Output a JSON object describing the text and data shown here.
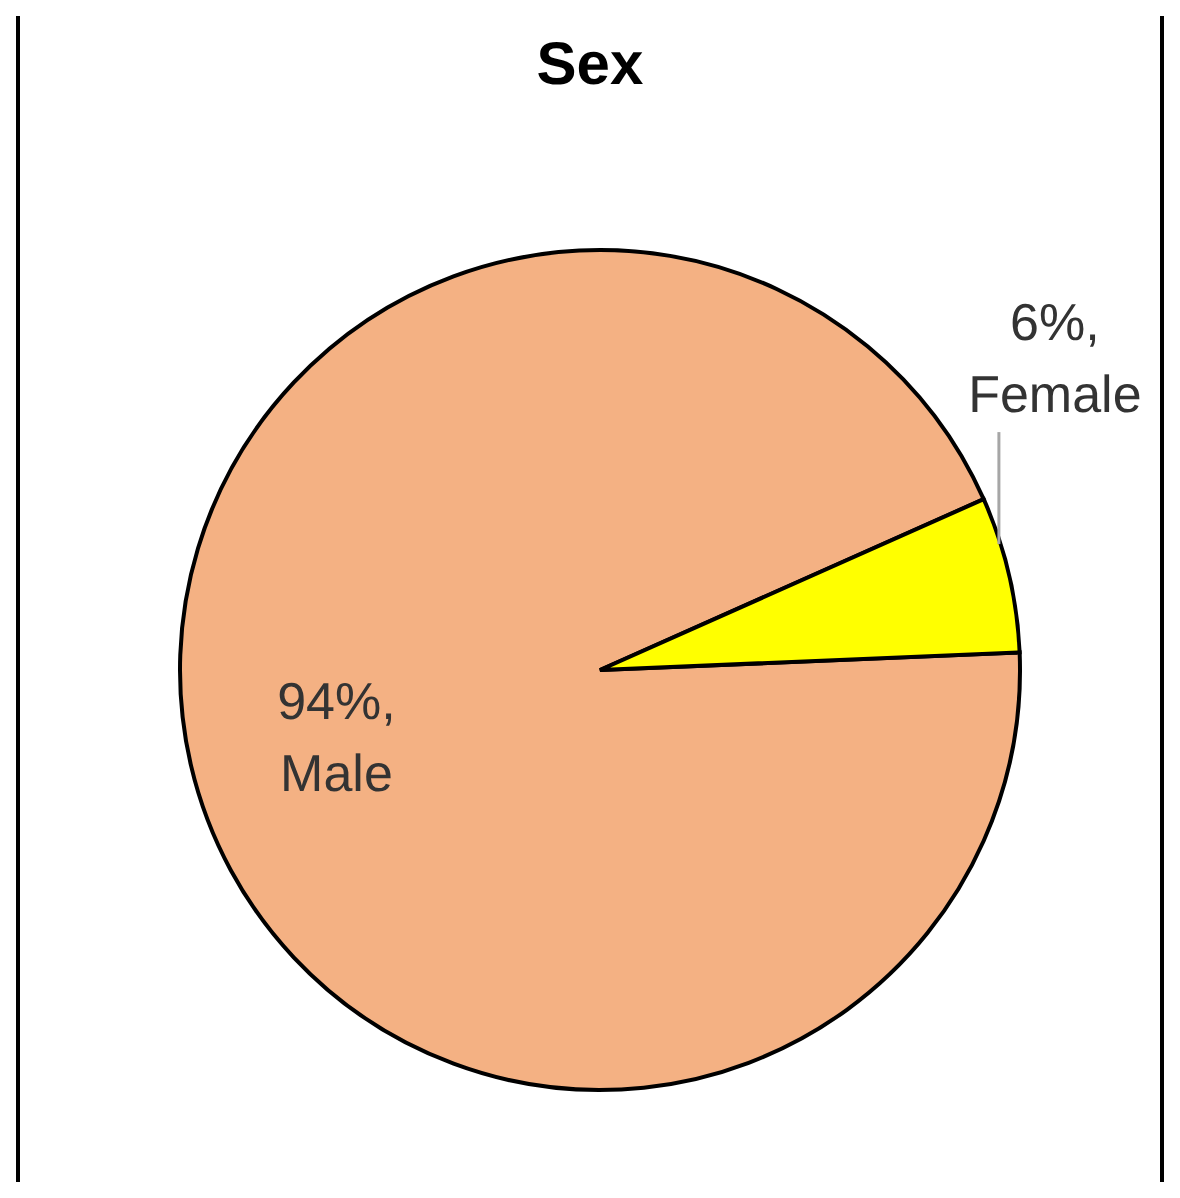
{
  "chart_data": {
    "type": "pie",
    "title": "Sex",
    "categories": [
      "Male",
      "Female"
    ],
    "values": [
      94,
      6
    ],
    "value_labels": [
      "94%,",
      "6%,"
    ],
    "colors": [
      "#f4b183",
      "#ffff00"
    ]
  }
}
^^^^
▶ **GOAL OF THE EXERCISE**: Return the listing above unchanged, apart from dropping its pictures.

▶ **SOLVED PROBLEM**:
Output a JSON object describing the text and data shown here.
{
  "chart_data": {
    "type": "pie",
    "title": "Sex",
    "categories": [
      "Male",
      "Female"
    ],
    "values": [
      94,
      6
    ],
    "value_labels": [
      "94%,",
      "6%,"
    ],
    "colors": [
      "#f4b183",
      "#ffff00"
    ]
  }
}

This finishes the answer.